= Task statement =
Go through the entries below and copy each line containing the word "Board".

= Material =

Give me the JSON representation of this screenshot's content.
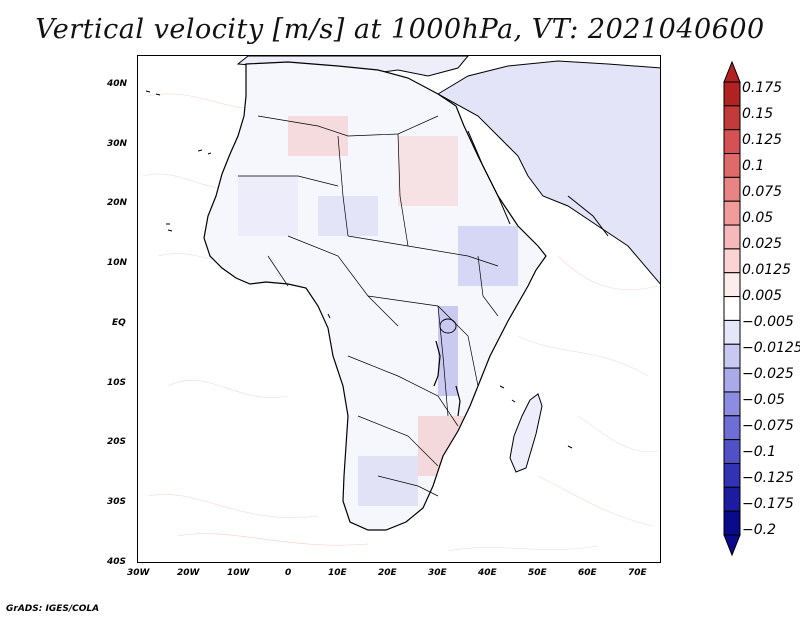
{
  "title": "Vertical velocity [m/s] at 1000hPa, VT: 2021040600",
  "footer": "GrADS: IGES/COLA",
  "map": {
    "lon_range": [
      -30,
      75
    ],
    "lat_range": [
      -40,
      45
    ],
    "y_ticks": [
      {
        "label": "40N",
        "value": 40
      },
      {
        "label": "30N",
        "value": 30
      },
      {
        "label": "20N",
        "value": 20
      },
      {
        "label": "10N",
        "value": 10
      },
      {
        "label": "EQ",
        "value": 0
      },
      {
        "label": "10S",
        "value": -10
      },
      {
        "label": "20S",
        "value": -20
      },
      {
        "label": "30S",
        "value": -30
      },
      {
        "label": "40S",
        "value": -40
      }
    ],
    "x_ticks": [
      {
        "label": "30W",
        "value": -30
      },
      {
        "label": "20W",
        "value": -20
      },
      {
        "label": "10W",
        "value": -10
      },
      {
        "label": "0",
        "value": 0
      },
      {
        "label": "10E",
        "value": 10
      },
      {
        "label": "20E",
        "value": 20
      },
      {
        "label": "30E",
        "value": 30
      },
      {
        "label": "40E",
        "value": 40
      },
      {
        "label": "50E",
        "value": 50
      },
      {
        "label": "60E",
        "value": 60
      },
      {
        "label": "70E",
        "value": 70
      }
    ]
  },
  "colorbar": {
    "labels": [
      "0.175",
      "0.15",
      "0.125",
      "0.1",
      "0.075",
      "0.05",
      "0.025",
      "0.0125",
      "0.005",
      "−0.005",
      "−0.0125",
      "−0.025",
      "−0.05",
      "−0.075",
      "−0.1",
      "−0.125",
      "−0.175",
      "−0.2"
    ],
    "colors": [
      "#b22222",
      "#c43a3a",
      "#d65252",
      "#e06a6a",
      "#e88484",
      "#f09c9c",
      "#f6b8b8",
      "#fad4d4",
      "#fdecec",
      "#ffffff",
      "#e6e6fa",
      "#c8c8f2",
      "#aaaaea",
      "#8c8ce0",
      "#6e6ed6",
      "#5050c8",
      "#3232b4",
      "#1c1ca0",
      "#0a0a8c"
    ]
  }
}
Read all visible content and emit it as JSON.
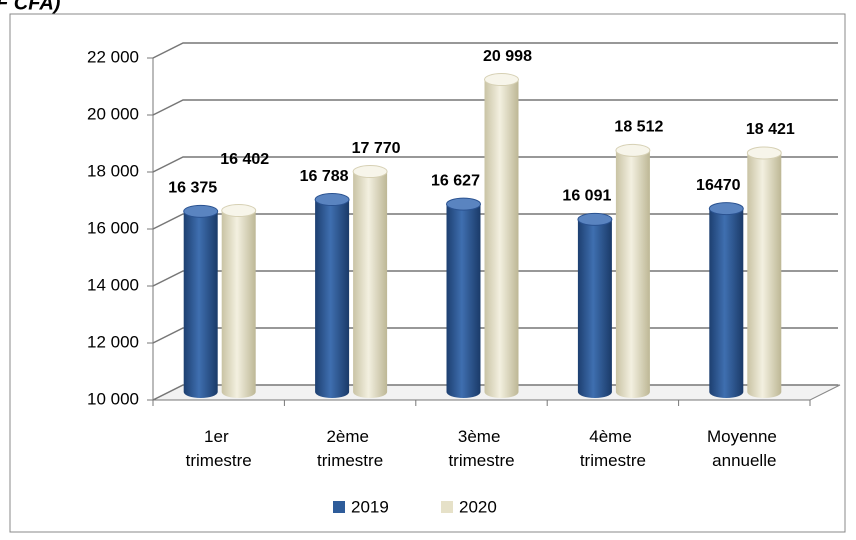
{
  "chart_data": {
    "type": "bar3d",
    "title": "F CFA)",
    "categories": [
      "1er trimestre",
      "2ème trimestre",
      "3ème trimestre",
      "4ème trimestre",
      "Moyenne annuelle"
    ],
    "series": [
      {
        "name": "2019",
        "color": "#2e5c9a",
        "values": [
          16375,
          16788,
          16627,
          16091,
          16470
        ],
        "value_labels": [
          "16 375",
          "16 788",
          "16 627",
          "16 091",
          "16470"
        ]
      },
      {
        "name": "2020",
        "color": "#e6e1c8",
        "values": [
          16402,
          17770,
          20998,
          18512,
          18421
        ],
        "value_labels": [
          "16 402",
          "17 770",
          "20 998",
          "18 512",
          "18 421"
        ]
      }
    ],
    "ylim": [
      10000,
      22000
    ],
    "yticks": [
      {
        "value": 10000,
        "label": "10 000"
      },
      {
        "value": 12000,
        "label": "12 000"
      },
      {
        "value": 14000,
        "label": "14 000"
      },
      {
        "value": 16000,
        "label": "16 000"
      },
      {
        "value": 18000,
        "label": "18 000"
      },
      {
        "value": 20000,
        "label": "20 000"
      },
      {
        "value": 22000,
        "label": "22 000"
      }
    ],
    "grid": true,
    "legend": "bottom"
  }
}
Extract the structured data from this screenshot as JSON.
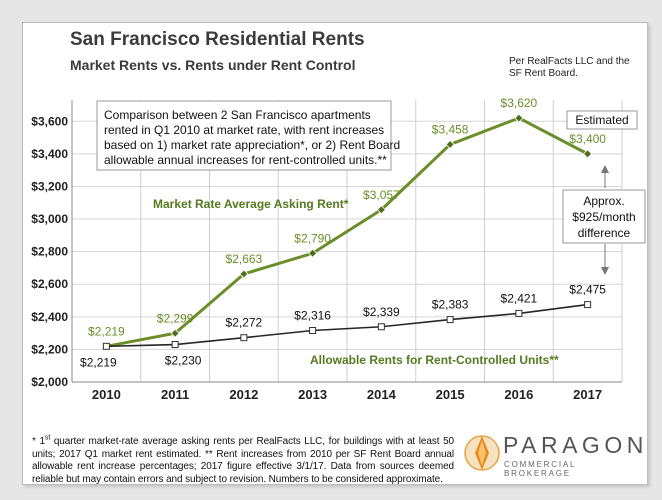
{
  "title": "San Francisco Residential Rents",
  "subtitle": "Market Rents vs. Rents under Rent Control",
  "source_note": "Per RealFacts LLC and the SF Rent Board.",
  "colors": {
    "market": "#6b8e2a",
    "controlled": "#262626",
    "label_green": "#557a1f"
  },
  "chart_data": {
    "type": "line",
    "categories": [
      "2010",
      "2011",
      "2012",
      "2013",
      "2014",
      "2015",
      "2016",
      "2017"
    ],
    "ylim": [
      2000,
      3700
    ],
    "y_ticks": [
      2000,
      2200,
      2400,
      2600,
      2800,
      3000,
      3200,
      3400,
      3600
    ],
    "y_tick_labels": [
      "$2,000",
      "$2,200",
      "$2,400",
      "$2,600",
      "$2,800",
      "$3,000",
      "$3,200",
      "$3,400",
      "$3,600"
    ],
    "series": [
      {
        "name": "Market Rate Average Asking Rent*",
        "values": [
          2219,
          2299,
          2663,
          2790,
          3057,
          3458,
          3620,
          3400
        ],
        "labels": [
          "$2,219",
          "$2,299",
          "$2,663",
          "$2,790",
          "$3,057",
          "$3,458",
          "$3,620",
          "$3,400"
        ]
      },
      {
        "name": "Allowable Rents for Rent-Controlled Units**",
        "values": [
          2219,
          2230,
          2272,
          2316,
          2339,
          2383,
          2421,
          2475
        ],
        "labels": [
          "$2,219",
          "$2,230",
          "$2,272",
          "$2,316",
          "$2,339",
          "$2,383",
          "$2,421",
          "$2,475"
        ]
      }
    ],
    "annotations": {
      "comparison_box": [
        "Comparison between 2 San Francisco apartments",
        "rented in Q1 2010 at market rate, with rent increases",
        "based on 1) market rate appreciation*, or 2) Rent Board",
        "allowable annual increases for rent-controlled units.**"
      ],
      "estimated": "Estimated",
      "difference": [
        "Approx.",
        "$925/month",
        "difference"
      ]
    }
  },
  "footnote": {
    "marker": "* 1",
    "sup": "st",
    "text": " quarter market-rate average asking rents per RealFacts LLC, for buildings with at least 50 units; 2017 Q1 market rent estimated. ** Rent increases from 2010 per SF Rent Board annual allowable rent increase percentages; 2017 figure effective 3/1/17. Data from sources deemed reliable but may contain errors and subject to revision. Numbers to be considered approximate."
  },
  "logo": {
    "word": "PARAGON",
    "sub": "COMMERCIAL BROKERAGE"
  }
}
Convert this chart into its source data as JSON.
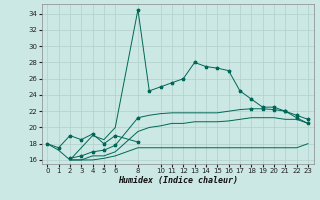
{
  "xlabel": "Humidex (Indice chaleur)",
  "bg_color": "#cce8e4",
  "grid_color": "#b0d0cc",
  "line_color": "#006655",
  "xlim": [
    -0.5,
    23.5
  ],
  "ylim": [
    15.5,
    35.2
  ],
  "yticks": [
    16,
    18,
    20,
    22,
    24,
    26,
    28,
    30,
    32,
    34
  ],
  "xticks": [
    0,
    1,
    2,
    3,
    4,
    5,
    6,
    8,
    10,
    11,
    12,
    13,
    14,
    15,
    16,
    17,
    18,
    19,
    20,
    21,
    22,
    23
  ],
  "line1_x": [
    0,
    1,
    2,
    3,
    4,
    5,
    6,
    8,
    9,
    10,
    11,
    12,
    13,
    14,
    15,
    16,
    17,
    18,
    19,
    20,
    21,
    22,
    23
  ],
  "line1_y": [
    18.0,
    17.2,
    16.0,
    17.5,
    19.0,
    18.5,
    20.0,
    34.5,
    24.5,
    25.0,
    25.5,
    26.0,
    28.0,
    27.5,
    27.3,
    27.0,
    24.5,
    23.5,
    22.5,
    22.5,
    22.0,
    21.2,
    20.5
  ],
  "line1_marker_x": [
    8,
    9,
    10,
    11,
    12,
    13,
    14,
    15,
    16,
    17,
    18,
    19,
    20,
    21,
    22,
    23
  ],
  "line1_marker_y": [
    34.5,
    24.5,
    25.0,
    25.5,
    26.0,
    28.0,
    27.5,
    27.3,
    27.0,
    24.5,
    23.5,
    22.5,
    22.5,
    22.0,
    21.2,
    20.5
  ],
  "line2_x": [
    2,
    3,
    4,
    5,
    6,
    8,
    9,
    10,
    11,
    12,
    13,
    14,
    15,
    16,
    17,
    18,
    19,
    20,
    21,
    22,
    23
  ],
  "line2_y": [
    16.2,
    16.5,
    17.0,
    17.2,
    17.8,
    21.2,
    21.5,
    21.7,
    21.8,
    21.8,
    21.8,
    21.8,
    21.8,
    22.0,
    22.2,
    22.3,
    22.3,
    22.2,
    22.0,
    21.5,
    21.0
  ],
  "line2_marker_x": [
    2,
    3,
    4,
    5,
    6,
    8,
    18,
    19,
    20,
    21,
    22,
    23
  ],
  "line2_marker_y": [
    16.2,
    16.5,
    17.0,
    17.2,
    17.8,
    21.2,
    22.3,
    22.3,
    22.2,
    22.0,
    21.5,
    21.0
  ],
  "line3_x": [
    2,
    3,
    4,
    5,
    6,
    8,
    9,
    10,
    11,
    12,
    13,
    14,
    15,
    16,
    17,
    18,
    19,
    20,
    21,
    22,
    23
  ],
  "line3_y": [
    16.0,
    16.0,
    16.5,
    16.5,
    17.0,
    19.5,
    20.0,
    20.2,
    20.5,
    20.5,
    20.7,
    20.7,
    20.7,
    20.8,
    21.0,
    21.2,
    21.2,
    21.2,
    21.0,
    21.0,
    20.5
  ],
  "line4_x": [
    2,
    3,
    4,
    5,
    6,
    8,
    9,
    10,
    11,
    12,
    13,
    14,
    15,
    16,
    17,
    18,
    19,
    20,
    21,
    22,
    23
  ],
  "line4_y": [
    16.0,
    16.0,
    16.0,
    16.2,
    16.5,
    17.5,
    17.5,
    17.5,
    17.5,
    17.5,
    17.5,
    17.5,
    17.5,
    17.5,
    17.5,
    17.5,
    17.5,
    17.5,
    17.5,
    17.5,
    18.0
  ],
  "line5_x": [
    0,
    1,
    2,
    3,
    4,
    5,
    6,
    8
  ],
  "line5_y": [
    18.0,
    17.5,
    19.0,
    18.5,
    19.2,
    18.0,
    19.0,
    18.2
  ],
  "line5_marker_x": [
    0,
    1,
    2,
    3,
    4,
    5,
    6,
    8
  ],
  "line5_marker_y": [
    18.0,
    17.5,
    19.0,
    18.5,
    19.2,
    18.0,
    19.0,
    18.2
  ],
  "figsize": [
    3.2,
    2.0
  ],
  "dpi": 100
}
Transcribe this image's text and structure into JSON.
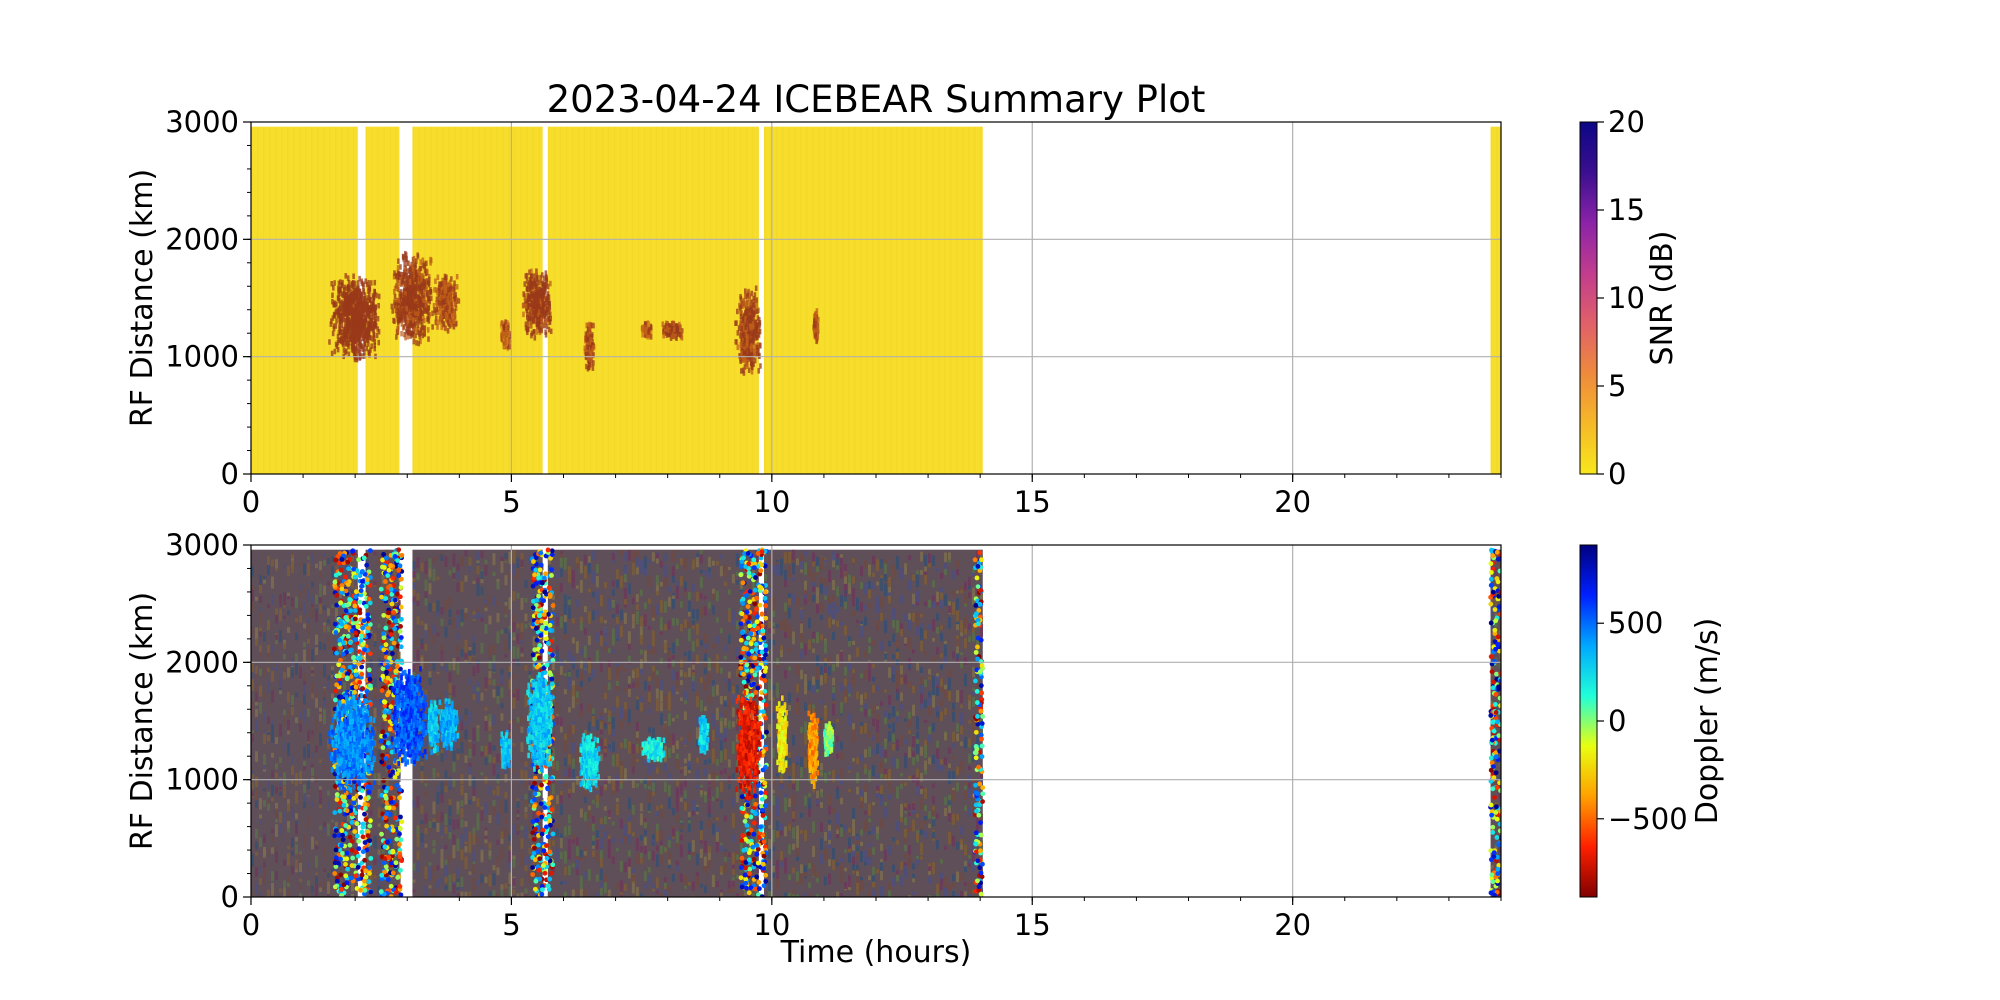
{
  "chart_data": [
    {
      "type": "heatmap",
      "id": "snr",
      "title": "2023-04-24 ICEBEAR Summary Plot",
      "xlabel": "",
      "ylabel": "RF Distance (km)",
      "xlim": [
        0,
        24
      ],
      "ylim": [
        0,
        3000
      ],
      "xticks": [
        0,
        5,
        10,
        15,
        20
      ],
      "xtick_labels": [
        "0",
        "5",
        "10",
        "15",
        "20"
      ],
      "yticks": [
        0,
        1000,
        2000,
        3000
      ],
      "ytick_labels": [
        "0",
        "1000",
        "2000",
        "3000"
      ],
      "grid": true,
      "colorbar": {
        "label": "SNR (dB)",
        "range": [
          0,
          20
        ],
        "ticks": [
          0,
          5,
          10,
          15,
          20
        ],
        "tick_labels": [
          "0",
          "5",
          "10",
          "15",
          "20"
        ],
        "colormap": [
          "#f8e71c",
          "#f5b928",
          "#ee8a3c",
          "#e0606a",
          "#c13c8e",
          "#8a23a8",
          "#3a0f8f",
          "#0c0786"
        ]
      },
      "background_color": "#f7dd2c",
      "data_intervals_hours": [
        [
          0.0,
          2.05
        ],
        [
          2.2,
          2.85
        ],
        [
          3.1,
          5.6
        ],
        [
          5.7,
          9.75
        ],
        [
          9.85,
          14.05
        ],
        [
          23.8,
          24.0
        ]
      ],
      "echo_regions": [
        {
          "t": [
            1.5,
            2.5
          ],
          "range_km": [
            950,
            1700
          ],
          "snr_db": 4
        },
        {
          "t": [
            2.7,
            3.5
          ],
          "range_km": [
            1100,
            1900
          ],
          "snr_db": 3
        },
        {
          "t": [
            3.5,
            4.0
          ],
          "range_km": [
            1200,
            1700
          ],
          "snr_db": 2
        },
        {
          "t": [
            4.8,
            5.0
          ],
          "range_km": [
            1050,
            1300
          ],
          "snr_db": 1.5
        },
        {
          "t": [
            5.2,
            5.8
          ],
          "range_km": [
            1150,
            1750
          ],
          "snr_db": 3
        },
        {
          "t": [
            6.4,
            6.6
          ],
          "range_km": [
            880,
            1300
          ],
          "snr_db": 2
        },
        {
          "t": [
            7.5,
            7.7
          ],
          "range_km": [
            1150,
            1300
          ],
          "snr_db": 1.5
        },
        {
          "t": [
            7.9,
            8.3
          ],
          "range_km": [
            1150,
            1300
          ],
          "snr_db": 2.5
        },
        {
          "t": [
            9.3,
            9.8
          ],
          "range_km": [
            850,
            1600
          ],
          "snr_db": 2.5
        },
        {
          "t": [
            10.8,
            10.9
          ],
          "range_km": [
            1100,
            1400
          ],
          "snr_db": 2
        }
      ]
    },
    {
      "type": "heatmap",
      "id": "doppler",
      "title": "",
      "xlabel": "Time (hours)",
      "ylabel": "RF Distance (km)",
      "xlim": [
        0,
        24
      ],
      "ylim": [
        0,
        3000
      ],
      "xticks": [
        0,
        5,
        10,
        15,
        20
      ],
      "xtick_labels": [
        "0",
        "5",
        "10",
        "15",
        "20"
      ],
      "yticks": [
        0,
        1000,
        2000,
        3000
      ],
      "ytick_labels": [
        "0",
        "1000",
        "2000",
        "3000"
      ],
      "grid": true,
      "colorbar": {
        "label": "Doppler (m/s)",
        "range": [
          -900,
          900
        ],
        "ticks": [
          -500,
          0,
          500
        ],
        "tick_labels": [
          "−500",
          "0",
          "500"
        ],
        "colormap": [
          "#800000",
          "#ff2000",
          "#ffa000",
          "#e8ff10",
          "#20ffd8",
          "#00a8ff",
          "#0020ff",
          "#000080"
        ]
      },
      "background_colors": [
        "#6b4a46",
        "#4f4f7a",
        "#7a5a3a",
        "#5a6a4a",
        "#6a3a5a",
        "#3a4f6f",
        "#7a6a4f"
      ],
      "data_intervals_hours": [
        [
          0.0,
          2.05
        ],
        [
          2.2,
          2.85
        ],
        [
          3.1,
          5.6
        ],
        [
          5.7,
          9.75
        ],
        [
          9.85,
          14.05
        ],
        [
          23.8,
          24.0
        ]
      ],
      "speckle_bands_hours": [
        [
          1.6,
          2.3
        ],
        [
          2.5,
          2.9
        ],
        [
          5.4,
          5.8
        ],
        [
          9.4,
          9.9
        ],
        [
          13.9,
          14.05
        ],
        [
          23.8,
          24.0
        ]
      ],
      "echo_regions": [
        {
          "t": [
            1.5,
            2.4
          ],
          "range_km": [
            900,
            1750
          ],
          "doppler": 450
        },
        {
          "t": [
            2.7,
            3.4
          ],
          "range_km": [
            1100,
            1950
          ],
          "doppler": 550
        },
        {
          "t": [
            3.4,
            3.6
          ],
          "range_km": [
            1200,
            1700
          ],
          "doppler": 300
        },
        {
          "t": [
            3.6,
            4.0
          ],
          "range_km": [
            1250,
            1700
          ],
          "doppler": 350
        },
        {
          "t": [
            4.8,
            5.0
          ],
          "range_km": [
            1100,
            1400
          ],
          "doppler": 300
        },
        {
          "t": [
            5.3,
            5.8
          ],
          "range_km": [
            1050,
            1950
          ],
          "doppler": 300
        },
        {
          "t": [
            6.3,
            6.7
          ],
          "range_km": [
            900,
            1400
          ],
          "doppler": 250
        },
        {
          "t": [
            7.5,
            8.0
          ],
          "range_km": [
            1150,
            1350
          ],
          "doppler": 200
        },
        {
          "t": [
            8.6,
            8.8
          ],
          "range_km": [
            1200,
            1550
          ],
          "doppler": 250
        },
        {
          "t": [
            9.3,
            9.8
          ],
          "range_km": [
            850,
            1750
          ],
          "doppler": -700
        },
        {
          "t": [
            10.1,
            10.3
          ],
          "range_km": [
            1050,
            1700
          ],
          "doppler": -200
        },
        {
          "t": [
            10.7,
            10.9
          ],
          "range_km": [
            900,
            1600
          ],
          "doppler": -400
        },
        {
          "t": [
            11.0,
            11.2
          ],
          "range_km": [
            1200,
            1500
          ],
          "doppler": 0
        }
      ]
    }
  ]
}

= Output below =
  "source_note": "Per RealFacts LLC and the SF Rent Board.",
        "based on 1) market rate appreciation*, or 2) Rent Board",
    "text": " quarter market-rate average asking rents per RealFacts LLC, for buildings with at least 50 units; 2017 Q1 market rent estimated. ** Rent increases from 2010 per SF Rent Board annual allowable rent increase percentages; 2017 figure effective 3/1/17. Data from sources deemed reliable but may contain errors and subject to revision. Numbers to be considered approximate."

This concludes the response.